(Data records)
━━━━━━
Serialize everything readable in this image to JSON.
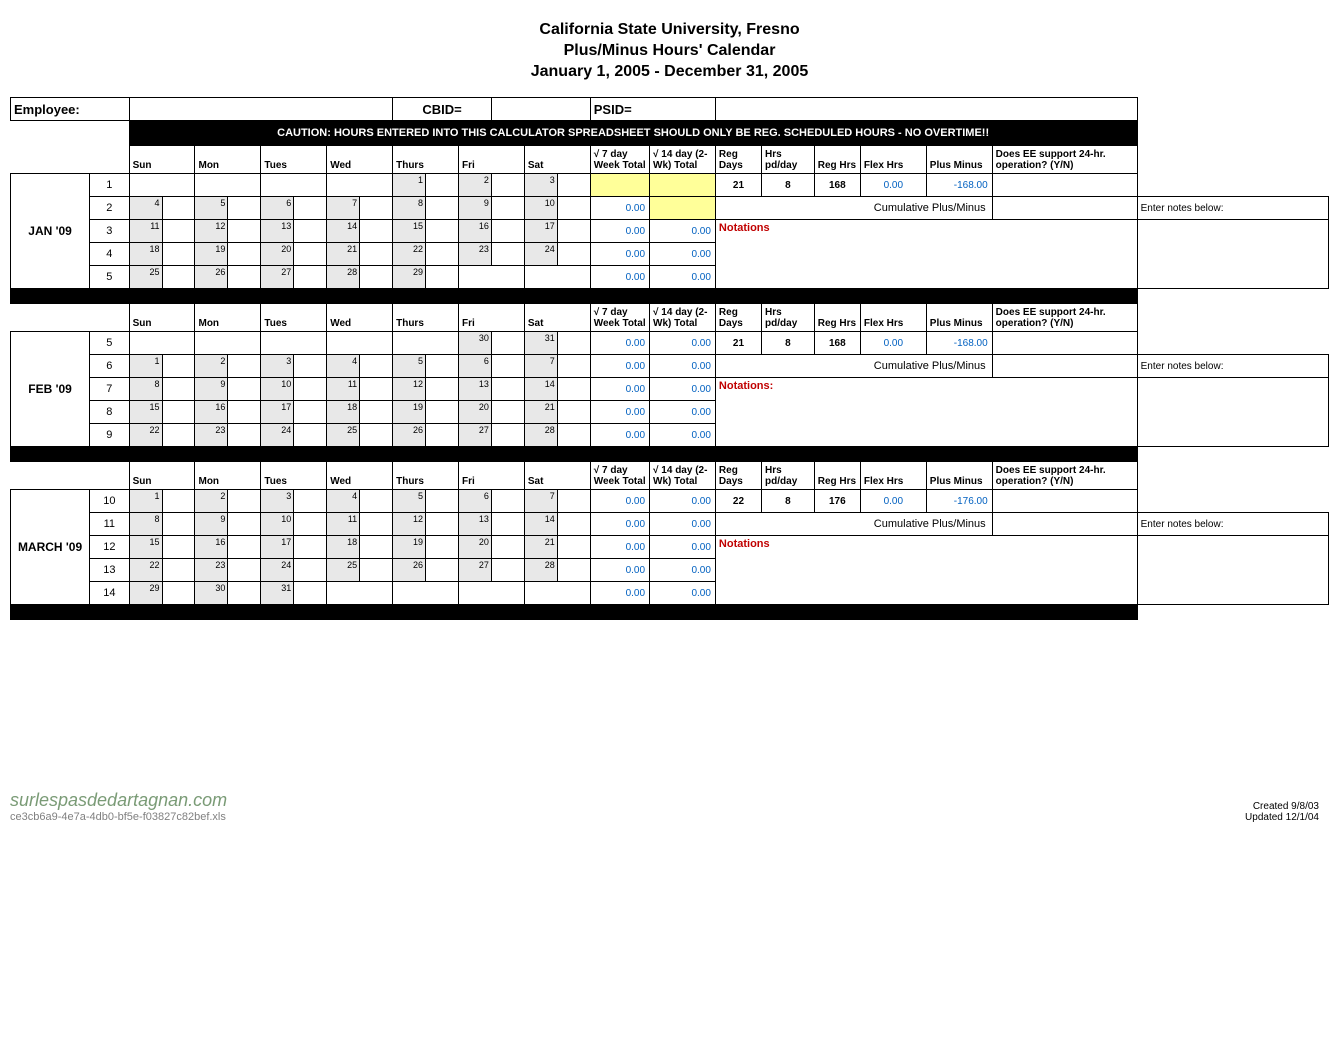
{
  "header": {
    "line1": "California State University, Fresno",
    "line2": "Plus/Minus Hours' Calendar",
    "line3": "January 1, 2005 - December 31, 2005"
  },
  "labels": {
    "employee": "Employee:",
    "cbid": "CBID=",
    "psid": "PSID=",
    "caution": "CAUTION:  HOURS ENTERED INTO THIS CALCULATOR SPREADSHEET SHOULD ONLY BE REG. SCHEDULED HOURS - NO OVERTIME!!",
    "days": [
      "Sun",
      "Mon",
      "Tues",
      "Wed",
      "Thurs",
      "Fri",
      "Sat"
    ],
    "c7": "√ 7 day Week Total",
    "c14": "√ 14 day (2-Wk) Total",
    "regDays": "Reg Days",
    "hrsPd": "Hrs pd/day",
    "regHrs": "Reg Hrs",
    "flexHrs": "Flex Hrs",
    "plusMinus": "Plus Minus",
    "eeSupport": "Does EE support 24-hr. operation? (Y/N)",
    "cumulative": "Cumulative Plus/Minus",
    "enterNotes": "Enter notes below:",
    "notations": "Notations",
    "notationsColon": "Notations:"
  },
  "months": [
    {
      "name": "JAN '09",
      "regDays": "21",
      "hrsPd": "8",
      "regHrs": "168",
      "flexHrs": "0.00",
      "plusMinus": "-168.00",
      "weeks": [
        {
          "n": "1",
          "dates": [
            "",
            "",
            "",
            "",
            "1",
            "2",
            "3"
          ],
          "wk": "",
          "wk14": ""
        },
        {
          "n": "2",
          "dates": [
            "4",
            "5",
            "6",
            "7",
            "8",
            "9",
            "10"
          ],
          "wk": "0.00",
          "wk14": ""
        },
        {
          "n": "3",
          "dates": [
            "11",
            "12",
            "13",
            "14",
            "15",
            "16",
            "17"
          ],
          "wk": "0.00",
          "wk14": "0.00"
        },
        {
          "n": "4",
          "dates": [
            "18",
            "19",
            "20",
            "21",
            "22",
            "23",
            "24"
          ],
          "wk": "0.00",
          "wk14": "0.00"
        },
        {
          "n": "5",
          "dates": [
            "25",
            "26",
            "27",
            "28",
            "29",
            "",
            ""
          ],
          "wk": "0.00",
          "wk14": "0.00"
        }
      ]
    },
    {
      "name": "FEB '09",
      "regDays": "21",
      "hrsPd": "8",
      "regHrs": "168",
      "flexHrs": "0.00",
      "plusMinus": "-168.00",
      "weeks": [
        {
          "n": "5",
          "dates": [
            "",
            "",
            "",
            "",
            "",
            "30",
            "31"
          ],
          "wk": "0.00",
          "wk14": "0.00"
        },
        {
          "n": "6",
          "dates": [
            "1",
            "2",
            "3",
            "4",
            "5",
            "6",
            "7"
          ],
          "wk": "0.00",
          "wk14": "0.00"
        },
        {
          "n": "7",
          "dates": [
            "8",
            "9",
            "10",
            "11",
            "12",
            "13",
            "14"
          ],
          "wk": "0.00",
          "wk14": "0.00"
        },
        {
          "n": "8",
          "dates": [
            "15",
            "16",
            "17",
            "18",
            "19",
            "20",
            "21"
          ],
          "wk": "0.00",
          "wk14": "0.00"
        },
        {
          "n": "9",
          "dates": [
            "22",
            "23",
            "24",
            "25",
            "26",
            "27",
            "28"
          ],
          "wk": "0.00",
          "wk14": "0.00"
        }
      ]
    },
    {
      "name": "MARCH '09",
      "regDays": "22",
      "hrsPd": "8",
      "regHrs": "176",
      "flexHrs": "0.00",
      "plusMinus": "-176.00",
      "weeks": [
        {
          "n": "10",
          "dates": [
            "1",
            "2",
            "3",
            "4",
            "5",
            "6",
            "7"
          ],
          "wk": "0.00",
          "wk14": "0.00"
        },
        {
          "n": "11",
          "dates": [
            "8",
            "9",
            "10",
            "11",
            "12",
            "13",
            "14"
          ],
          "wk": "0.00",
          "wk14": "0.00"
        },
        {
          "n": "12",
          "dates": [
            "15",
            "16",
            "17",
            "18",
            "19",
            "20",
            "21"
          ],
          "wk": "0.00",
          "wk14": "0.00"
        },
        {
          "n": "13",
          "dates": [
            "22",
            "23",
            "24",
            "25",
            "26",
            "27",
            "28"
          ],
          "wk": "0.00",
          "wk14": "0.00"
        },
        {
          "n": "14",
          "dates": [
            "29",
            "30",
            "31",
            "",
            "",
            "",
            ""
          ],
          "wk": "0.00",
          "wk14": "0.00"
        }
      ]
    }
  ],
  "footer": {
    "url": "surlespasdedartagnan.com",
    "id": "ce3cb6a9-4e7a-4db0-bf5e-f03827c82bef.xls",
    "created": "Created 9/8/03",
    "updated": "Updated 12/1/04"
  }
}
━━━━━━
_WHAT YOU NEED TO DO_. Scan the material for lines with the word "Notations", and copy each line you find.

_RESULT OF THIS EXERCISE_.
    "notations": "Notations",
    "notationsColon": "Notations:"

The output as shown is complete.